Data for this exercise:

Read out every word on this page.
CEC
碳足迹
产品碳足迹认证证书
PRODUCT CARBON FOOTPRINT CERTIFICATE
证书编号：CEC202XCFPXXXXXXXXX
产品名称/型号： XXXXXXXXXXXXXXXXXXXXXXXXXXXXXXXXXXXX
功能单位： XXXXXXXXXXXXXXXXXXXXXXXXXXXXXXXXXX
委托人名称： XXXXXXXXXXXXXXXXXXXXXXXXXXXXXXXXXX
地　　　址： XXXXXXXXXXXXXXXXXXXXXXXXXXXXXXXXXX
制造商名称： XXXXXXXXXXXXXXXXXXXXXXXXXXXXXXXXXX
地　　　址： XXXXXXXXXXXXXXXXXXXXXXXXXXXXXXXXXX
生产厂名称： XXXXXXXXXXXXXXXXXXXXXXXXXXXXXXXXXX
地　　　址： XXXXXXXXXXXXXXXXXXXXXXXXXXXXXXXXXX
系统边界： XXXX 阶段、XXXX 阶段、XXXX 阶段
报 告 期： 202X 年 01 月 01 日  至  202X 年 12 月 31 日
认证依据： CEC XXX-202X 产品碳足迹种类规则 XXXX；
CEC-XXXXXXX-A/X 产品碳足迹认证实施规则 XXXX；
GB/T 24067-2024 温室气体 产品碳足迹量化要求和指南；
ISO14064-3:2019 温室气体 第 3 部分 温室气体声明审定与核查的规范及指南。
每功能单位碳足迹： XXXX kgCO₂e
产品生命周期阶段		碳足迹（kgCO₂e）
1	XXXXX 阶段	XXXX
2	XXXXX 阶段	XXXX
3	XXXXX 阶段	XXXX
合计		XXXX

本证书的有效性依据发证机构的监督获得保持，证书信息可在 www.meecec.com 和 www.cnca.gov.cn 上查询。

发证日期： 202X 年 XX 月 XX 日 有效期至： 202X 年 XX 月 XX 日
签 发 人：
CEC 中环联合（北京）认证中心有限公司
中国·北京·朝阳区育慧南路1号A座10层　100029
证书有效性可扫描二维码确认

Instructions for the task: List every line above that contains the word "kgCO₂e".

Finished exercise:
每功能单位碳足迹： XXXX kgCO₂e
产品生命周期阶段		碳足迹（kgCO₂e）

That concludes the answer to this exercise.